**SET TASK:** Rewrite the passage of the Jim Copeland interview starting at "You could have" and ending at "electorate every year.", swapping "electorate" for "constituency".

**PAGE TEXT:**
* START *

Jim Copeland: My name is Jim Copeland, and it's James Edwin Copeland Junior formally, but everybody who knows me would refer to me as Jim. I'm retired CEO of Deloitte in the US and Global. Held the two positions simultaneously, and I spent thirty-seven years with that firm. As I mentioned to you earlier, I'm a little bit uncomfortable with the notion of focusing on singular leadership. I think, particular in the environment that I grew up in leadership is very much a team sport, and in a professional services firm you have relatively small teams of people who serve clients. The leaders in those teams are the most basic element of leadership in the organization.

When you look at it broadly, with a hundred thousand people you literally must have thousands of people that are leading, more or less in the same direction if you're going to accomplish anything strategically. The notion of giving all the credit or all the blame to a single leader in an organization, at least in a professional service environment, I think is ludicrous, but there is a role for leadership that people talk about the tone at the top. I would that's a necessary but insufficient condition for creating a tone and an organization, or a culture in an organization. I think the real test of that is the tone at the bottom of the organization.

You could have Saint Peter as the CEO of your organization unless the people in the firm would buy into his values, and into his aspirations for the organization you wouldn't have the culture that you're looking for. Your notion of accountable leadership has a lot of appeal to me, and probably because of the environment that I grew up in professionally. Professional service firms are by nature a model of accountability, because they by and large are partnerships. The leaders, in general, and certainly at Deloitte are elected by the partners, and so you have to be accountable to that electorate every year.

* END *

**DATA SUPPLIED:**
* START *

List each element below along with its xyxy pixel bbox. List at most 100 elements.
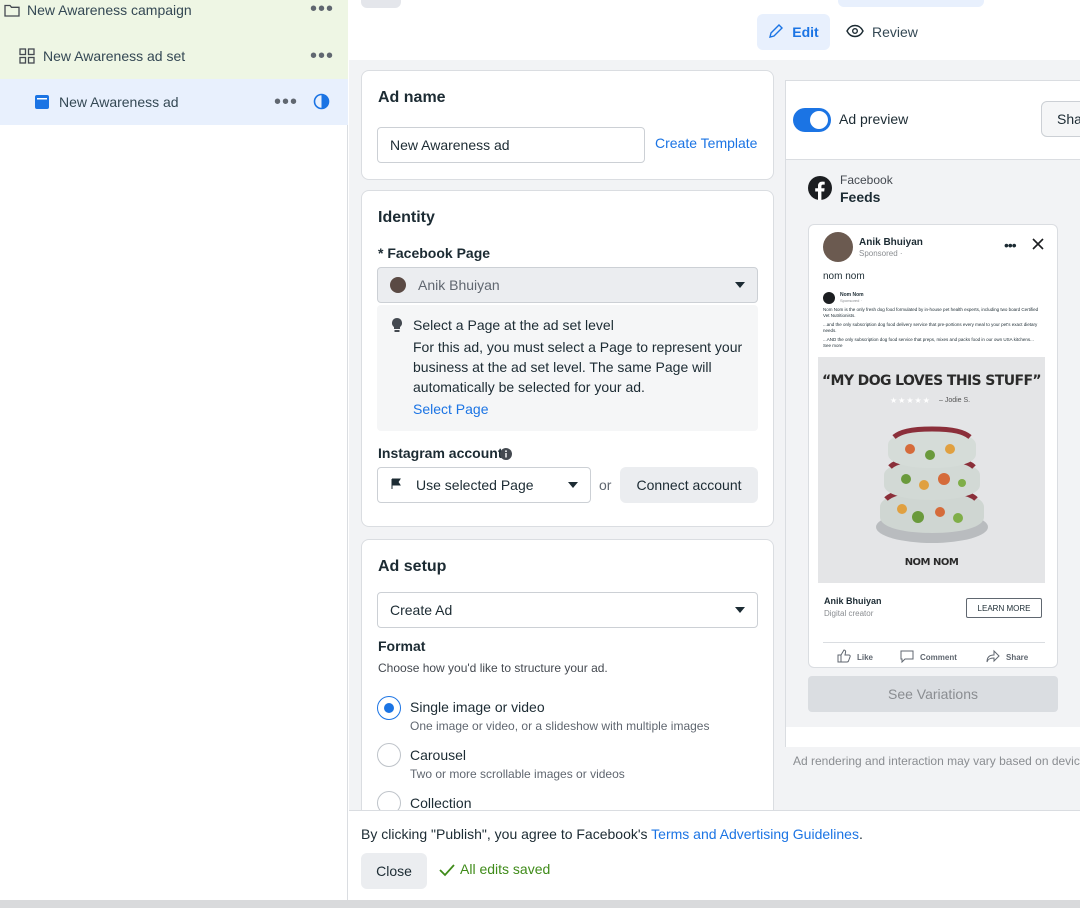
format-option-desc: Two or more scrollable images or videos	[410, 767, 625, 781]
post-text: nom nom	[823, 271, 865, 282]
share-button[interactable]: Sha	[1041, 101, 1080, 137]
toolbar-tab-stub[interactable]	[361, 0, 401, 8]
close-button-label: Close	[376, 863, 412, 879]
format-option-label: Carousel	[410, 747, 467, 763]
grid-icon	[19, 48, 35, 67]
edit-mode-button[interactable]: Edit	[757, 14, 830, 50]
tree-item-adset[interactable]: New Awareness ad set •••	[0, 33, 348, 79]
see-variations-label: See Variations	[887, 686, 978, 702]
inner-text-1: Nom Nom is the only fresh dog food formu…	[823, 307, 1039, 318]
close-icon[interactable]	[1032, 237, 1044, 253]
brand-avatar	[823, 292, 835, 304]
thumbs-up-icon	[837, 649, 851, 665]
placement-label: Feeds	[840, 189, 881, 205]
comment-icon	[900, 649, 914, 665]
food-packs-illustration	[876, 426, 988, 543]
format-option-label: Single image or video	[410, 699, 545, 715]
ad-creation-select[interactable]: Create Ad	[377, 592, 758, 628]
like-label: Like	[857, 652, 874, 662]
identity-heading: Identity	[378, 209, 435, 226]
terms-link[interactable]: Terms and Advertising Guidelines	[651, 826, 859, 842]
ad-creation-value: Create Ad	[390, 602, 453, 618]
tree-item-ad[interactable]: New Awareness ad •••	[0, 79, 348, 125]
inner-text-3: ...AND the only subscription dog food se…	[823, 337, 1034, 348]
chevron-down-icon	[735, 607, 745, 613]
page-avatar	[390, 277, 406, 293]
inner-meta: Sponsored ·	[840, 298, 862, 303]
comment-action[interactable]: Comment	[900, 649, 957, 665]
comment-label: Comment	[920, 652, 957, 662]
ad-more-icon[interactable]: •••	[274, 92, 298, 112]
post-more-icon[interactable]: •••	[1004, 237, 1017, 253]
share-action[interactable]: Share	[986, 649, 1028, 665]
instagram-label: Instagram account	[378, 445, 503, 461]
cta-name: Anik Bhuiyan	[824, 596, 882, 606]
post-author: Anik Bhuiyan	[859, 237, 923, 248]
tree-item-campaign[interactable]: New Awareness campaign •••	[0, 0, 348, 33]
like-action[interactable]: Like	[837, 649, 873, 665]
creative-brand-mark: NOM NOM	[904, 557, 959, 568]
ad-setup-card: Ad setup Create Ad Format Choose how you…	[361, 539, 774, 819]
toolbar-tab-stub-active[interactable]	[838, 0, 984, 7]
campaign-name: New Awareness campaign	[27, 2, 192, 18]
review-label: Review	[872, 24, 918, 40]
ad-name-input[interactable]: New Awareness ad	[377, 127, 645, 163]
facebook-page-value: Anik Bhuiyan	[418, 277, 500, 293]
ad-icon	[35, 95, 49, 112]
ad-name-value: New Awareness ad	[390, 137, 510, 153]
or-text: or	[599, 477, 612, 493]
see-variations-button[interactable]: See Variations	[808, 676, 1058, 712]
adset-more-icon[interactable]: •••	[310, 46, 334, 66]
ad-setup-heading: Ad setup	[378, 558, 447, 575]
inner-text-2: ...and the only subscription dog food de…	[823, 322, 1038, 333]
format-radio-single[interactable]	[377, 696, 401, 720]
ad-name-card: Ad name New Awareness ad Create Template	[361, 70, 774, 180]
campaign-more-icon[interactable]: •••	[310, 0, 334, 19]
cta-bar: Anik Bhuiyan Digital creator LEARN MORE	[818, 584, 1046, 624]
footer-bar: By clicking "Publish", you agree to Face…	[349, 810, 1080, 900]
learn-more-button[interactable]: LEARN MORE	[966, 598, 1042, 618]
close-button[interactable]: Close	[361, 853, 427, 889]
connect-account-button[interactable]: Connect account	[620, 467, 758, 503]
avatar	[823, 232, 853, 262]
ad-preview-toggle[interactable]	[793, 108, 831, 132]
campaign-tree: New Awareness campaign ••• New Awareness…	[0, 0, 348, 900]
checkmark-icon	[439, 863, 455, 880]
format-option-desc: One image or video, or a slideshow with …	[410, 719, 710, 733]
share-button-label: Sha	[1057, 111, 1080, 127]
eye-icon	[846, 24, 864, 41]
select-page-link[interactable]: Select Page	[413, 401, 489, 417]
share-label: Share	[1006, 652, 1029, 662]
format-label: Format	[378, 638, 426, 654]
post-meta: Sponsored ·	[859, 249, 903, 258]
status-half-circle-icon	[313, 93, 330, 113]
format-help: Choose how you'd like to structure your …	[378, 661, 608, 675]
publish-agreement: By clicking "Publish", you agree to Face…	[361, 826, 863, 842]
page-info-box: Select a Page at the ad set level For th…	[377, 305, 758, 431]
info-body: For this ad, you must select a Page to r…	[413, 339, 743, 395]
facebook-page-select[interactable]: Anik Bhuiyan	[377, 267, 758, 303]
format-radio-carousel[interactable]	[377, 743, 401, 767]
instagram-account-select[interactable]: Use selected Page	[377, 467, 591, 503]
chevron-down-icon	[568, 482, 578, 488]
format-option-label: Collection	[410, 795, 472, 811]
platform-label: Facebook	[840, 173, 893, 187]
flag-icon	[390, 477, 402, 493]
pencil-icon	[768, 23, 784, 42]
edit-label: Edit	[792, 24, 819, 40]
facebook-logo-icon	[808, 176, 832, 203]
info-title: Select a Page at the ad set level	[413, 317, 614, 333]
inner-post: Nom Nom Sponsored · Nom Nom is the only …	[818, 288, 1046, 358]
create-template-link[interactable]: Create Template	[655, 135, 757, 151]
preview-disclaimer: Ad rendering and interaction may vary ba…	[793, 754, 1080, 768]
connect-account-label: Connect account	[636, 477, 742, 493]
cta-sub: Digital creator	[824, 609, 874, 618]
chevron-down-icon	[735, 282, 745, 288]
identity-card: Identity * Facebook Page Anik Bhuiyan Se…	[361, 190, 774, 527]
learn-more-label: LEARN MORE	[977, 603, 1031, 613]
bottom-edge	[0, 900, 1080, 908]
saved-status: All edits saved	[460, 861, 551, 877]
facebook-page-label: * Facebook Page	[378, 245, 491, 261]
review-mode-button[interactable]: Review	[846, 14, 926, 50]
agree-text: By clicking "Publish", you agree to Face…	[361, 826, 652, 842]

* END *
* START *

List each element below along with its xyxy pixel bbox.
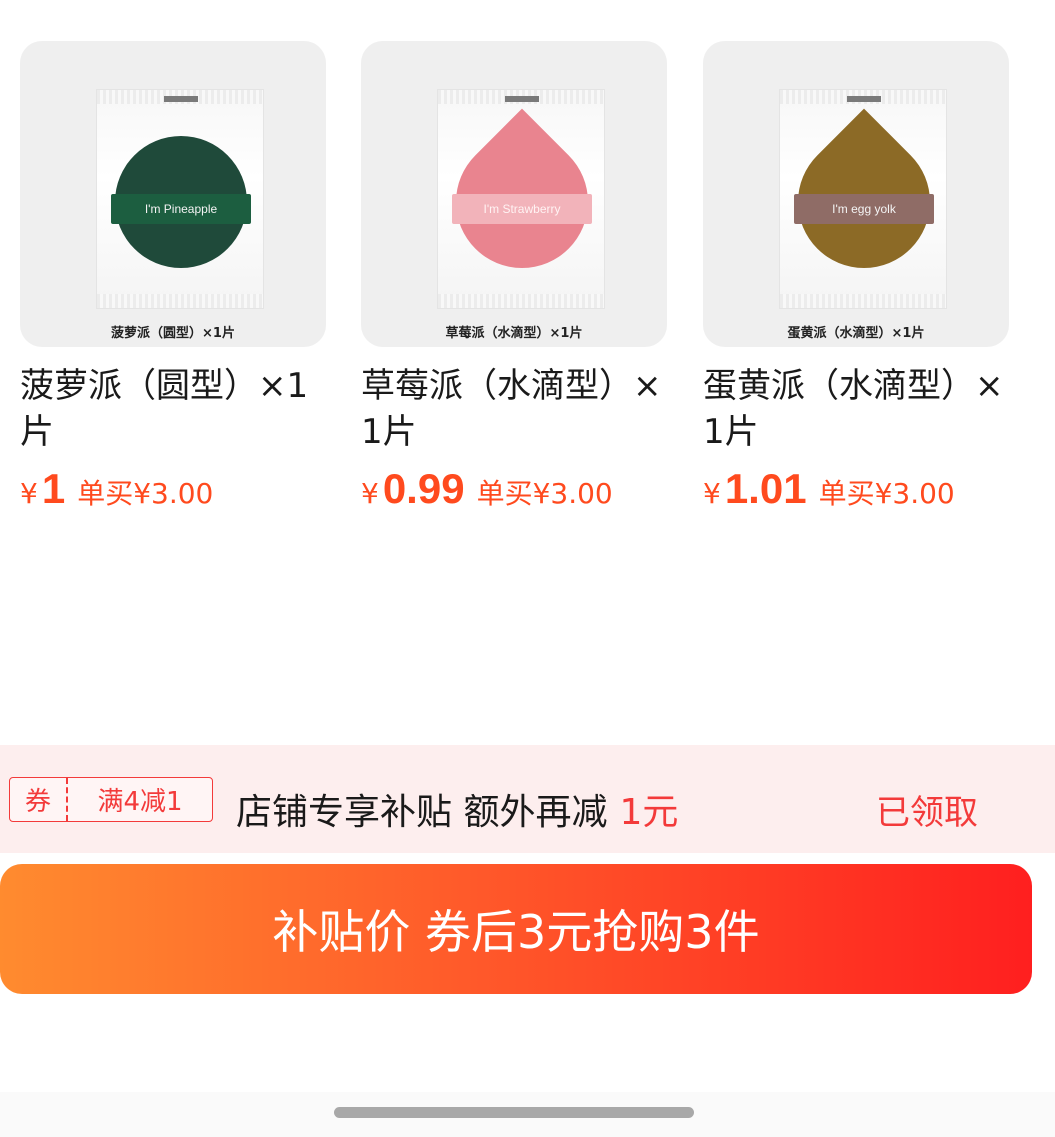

* END *

**ANSWER TO THE EXERCISE:**
You could have Saint Peter as the CEO of your organization unless the people in the firm would buy into his values, and into his aspirations for the organization you wouldn't have the culture that you're looking for. Your notion of accountable leadership has a lot of appeal to me, and probably because of the environment that I grew up in professionally. Professional service firms are by nature a model of accountability, because they by and large are partnerships. The leaders, in general, and certainly at Deloitte are elected by the partners, and so you have to be accountable to that constituency every year.